Data shown:
** start **

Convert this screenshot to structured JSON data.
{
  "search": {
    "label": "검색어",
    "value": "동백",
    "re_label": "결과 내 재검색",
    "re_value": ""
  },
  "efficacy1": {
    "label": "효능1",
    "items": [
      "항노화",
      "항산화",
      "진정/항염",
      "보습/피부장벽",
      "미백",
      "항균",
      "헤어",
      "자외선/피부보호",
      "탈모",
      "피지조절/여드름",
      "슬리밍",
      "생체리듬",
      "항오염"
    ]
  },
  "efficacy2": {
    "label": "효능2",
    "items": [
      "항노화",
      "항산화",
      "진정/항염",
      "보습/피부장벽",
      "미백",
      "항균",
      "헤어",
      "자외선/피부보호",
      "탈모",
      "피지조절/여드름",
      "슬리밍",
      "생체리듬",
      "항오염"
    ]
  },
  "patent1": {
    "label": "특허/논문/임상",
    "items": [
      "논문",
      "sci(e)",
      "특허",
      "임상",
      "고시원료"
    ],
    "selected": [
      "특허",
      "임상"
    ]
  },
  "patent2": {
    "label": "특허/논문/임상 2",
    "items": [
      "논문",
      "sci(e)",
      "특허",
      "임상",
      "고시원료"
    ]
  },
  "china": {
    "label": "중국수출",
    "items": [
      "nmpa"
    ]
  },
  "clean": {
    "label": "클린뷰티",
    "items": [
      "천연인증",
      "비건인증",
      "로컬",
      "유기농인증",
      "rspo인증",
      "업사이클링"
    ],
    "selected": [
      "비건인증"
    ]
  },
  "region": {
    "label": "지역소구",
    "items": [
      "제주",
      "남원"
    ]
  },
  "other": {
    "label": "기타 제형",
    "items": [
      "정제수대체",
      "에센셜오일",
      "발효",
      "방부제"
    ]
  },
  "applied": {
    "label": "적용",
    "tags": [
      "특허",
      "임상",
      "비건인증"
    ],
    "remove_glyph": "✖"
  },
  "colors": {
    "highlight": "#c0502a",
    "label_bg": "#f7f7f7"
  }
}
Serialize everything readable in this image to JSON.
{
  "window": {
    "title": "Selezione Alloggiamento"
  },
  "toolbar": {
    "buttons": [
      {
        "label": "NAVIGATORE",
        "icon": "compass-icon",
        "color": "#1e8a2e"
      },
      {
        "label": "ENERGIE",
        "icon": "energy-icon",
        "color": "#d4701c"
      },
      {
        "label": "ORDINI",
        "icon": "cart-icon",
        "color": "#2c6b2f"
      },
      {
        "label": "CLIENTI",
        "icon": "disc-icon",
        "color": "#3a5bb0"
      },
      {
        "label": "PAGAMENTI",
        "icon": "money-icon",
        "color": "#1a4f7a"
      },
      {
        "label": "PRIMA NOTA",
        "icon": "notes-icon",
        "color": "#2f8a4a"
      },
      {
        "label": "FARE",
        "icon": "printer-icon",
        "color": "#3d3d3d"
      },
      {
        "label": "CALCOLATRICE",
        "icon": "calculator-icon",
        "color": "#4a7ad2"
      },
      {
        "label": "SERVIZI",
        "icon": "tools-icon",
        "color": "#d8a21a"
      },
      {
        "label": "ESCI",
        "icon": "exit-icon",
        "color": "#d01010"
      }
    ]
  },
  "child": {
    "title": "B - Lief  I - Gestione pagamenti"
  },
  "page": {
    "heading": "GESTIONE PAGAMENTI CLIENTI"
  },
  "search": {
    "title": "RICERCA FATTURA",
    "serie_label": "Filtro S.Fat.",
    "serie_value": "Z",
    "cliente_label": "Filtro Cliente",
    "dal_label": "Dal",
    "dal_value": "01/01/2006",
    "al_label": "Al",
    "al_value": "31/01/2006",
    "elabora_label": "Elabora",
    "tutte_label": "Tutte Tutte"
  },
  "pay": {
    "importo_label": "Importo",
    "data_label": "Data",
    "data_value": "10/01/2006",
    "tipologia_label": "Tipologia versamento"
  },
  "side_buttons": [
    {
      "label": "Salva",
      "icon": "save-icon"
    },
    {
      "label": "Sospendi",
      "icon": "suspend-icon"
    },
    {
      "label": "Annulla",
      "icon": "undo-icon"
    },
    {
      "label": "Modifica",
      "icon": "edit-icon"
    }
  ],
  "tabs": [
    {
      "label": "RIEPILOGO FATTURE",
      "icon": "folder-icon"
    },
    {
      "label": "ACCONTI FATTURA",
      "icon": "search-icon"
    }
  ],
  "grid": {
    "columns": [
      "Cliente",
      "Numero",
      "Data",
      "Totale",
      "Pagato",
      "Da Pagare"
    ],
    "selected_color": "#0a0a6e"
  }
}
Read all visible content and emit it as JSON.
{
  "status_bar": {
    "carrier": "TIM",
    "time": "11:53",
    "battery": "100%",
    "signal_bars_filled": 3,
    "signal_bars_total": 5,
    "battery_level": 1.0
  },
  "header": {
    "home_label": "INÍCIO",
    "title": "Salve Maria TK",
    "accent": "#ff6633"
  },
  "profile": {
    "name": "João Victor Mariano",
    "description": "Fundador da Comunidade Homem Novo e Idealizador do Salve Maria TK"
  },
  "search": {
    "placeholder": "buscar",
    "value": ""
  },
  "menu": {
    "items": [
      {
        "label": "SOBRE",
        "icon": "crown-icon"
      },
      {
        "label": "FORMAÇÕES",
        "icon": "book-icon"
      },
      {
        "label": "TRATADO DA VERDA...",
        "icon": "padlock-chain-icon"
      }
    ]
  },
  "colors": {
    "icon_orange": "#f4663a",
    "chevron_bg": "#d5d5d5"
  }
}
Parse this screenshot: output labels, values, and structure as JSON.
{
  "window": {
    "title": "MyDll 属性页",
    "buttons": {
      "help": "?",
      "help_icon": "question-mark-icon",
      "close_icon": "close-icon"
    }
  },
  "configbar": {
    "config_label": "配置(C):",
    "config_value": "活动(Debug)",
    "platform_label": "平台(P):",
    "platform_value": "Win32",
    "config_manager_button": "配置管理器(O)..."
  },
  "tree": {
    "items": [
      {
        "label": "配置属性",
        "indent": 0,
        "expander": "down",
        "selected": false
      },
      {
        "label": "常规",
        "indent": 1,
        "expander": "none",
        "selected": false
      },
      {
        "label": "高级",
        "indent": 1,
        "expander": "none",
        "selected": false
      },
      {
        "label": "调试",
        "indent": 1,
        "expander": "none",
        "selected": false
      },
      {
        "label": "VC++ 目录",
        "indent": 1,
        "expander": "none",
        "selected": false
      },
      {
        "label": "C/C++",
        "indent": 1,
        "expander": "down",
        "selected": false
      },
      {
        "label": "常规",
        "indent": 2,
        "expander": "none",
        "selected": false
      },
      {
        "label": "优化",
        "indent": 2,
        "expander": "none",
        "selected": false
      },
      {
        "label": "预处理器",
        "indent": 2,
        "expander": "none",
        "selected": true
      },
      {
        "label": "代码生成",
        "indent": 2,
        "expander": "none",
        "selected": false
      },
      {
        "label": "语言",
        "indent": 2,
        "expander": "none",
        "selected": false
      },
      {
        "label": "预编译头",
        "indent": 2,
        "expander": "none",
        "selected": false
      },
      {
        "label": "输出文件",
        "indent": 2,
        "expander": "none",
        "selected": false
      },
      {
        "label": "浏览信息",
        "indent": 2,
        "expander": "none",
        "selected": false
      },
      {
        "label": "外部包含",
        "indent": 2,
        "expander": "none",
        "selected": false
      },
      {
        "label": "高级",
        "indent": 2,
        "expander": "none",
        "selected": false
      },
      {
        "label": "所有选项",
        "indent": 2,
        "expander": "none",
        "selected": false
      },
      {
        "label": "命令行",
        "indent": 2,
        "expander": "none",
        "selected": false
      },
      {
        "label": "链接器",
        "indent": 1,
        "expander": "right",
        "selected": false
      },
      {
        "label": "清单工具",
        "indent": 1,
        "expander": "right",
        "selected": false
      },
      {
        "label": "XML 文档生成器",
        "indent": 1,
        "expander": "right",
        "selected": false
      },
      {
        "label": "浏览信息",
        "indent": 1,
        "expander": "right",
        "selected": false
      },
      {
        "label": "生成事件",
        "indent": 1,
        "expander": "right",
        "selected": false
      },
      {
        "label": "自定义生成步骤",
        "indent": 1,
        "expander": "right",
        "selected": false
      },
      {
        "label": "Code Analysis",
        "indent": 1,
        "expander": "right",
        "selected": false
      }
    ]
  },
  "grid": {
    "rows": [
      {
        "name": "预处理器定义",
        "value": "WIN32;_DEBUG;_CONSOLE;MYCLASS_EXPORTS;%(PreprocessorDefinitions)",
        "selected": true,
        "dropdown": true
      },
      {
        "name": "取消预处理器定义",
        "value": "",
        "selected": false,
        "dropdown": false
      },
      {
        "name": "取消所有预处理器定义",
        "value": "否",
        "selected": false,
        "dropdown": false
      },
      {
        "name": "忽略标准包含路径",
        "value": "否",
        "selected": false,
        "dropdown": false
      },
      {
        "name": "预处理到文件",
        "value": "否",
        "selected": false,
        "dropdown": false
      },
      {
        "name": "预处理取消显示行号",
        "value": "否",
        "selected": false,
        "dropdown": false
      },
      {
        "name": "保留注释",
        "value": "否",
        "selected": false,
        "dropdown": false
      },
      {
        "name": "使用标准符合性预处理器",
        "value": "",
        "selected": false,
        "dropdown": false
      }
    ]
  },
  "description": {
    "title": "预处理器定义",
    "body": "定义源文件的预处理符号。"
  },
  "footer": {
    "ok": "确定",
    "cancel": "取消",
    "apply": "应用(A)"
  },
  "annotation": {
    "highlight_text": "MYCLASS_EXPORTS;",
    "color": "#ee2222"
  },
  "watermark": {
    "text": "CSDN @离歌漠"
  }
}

** end **

Exercise aim:
Of all the lines in the listing above, how many contain the word "description"? Answer with the number alone.

Exercise solution:
2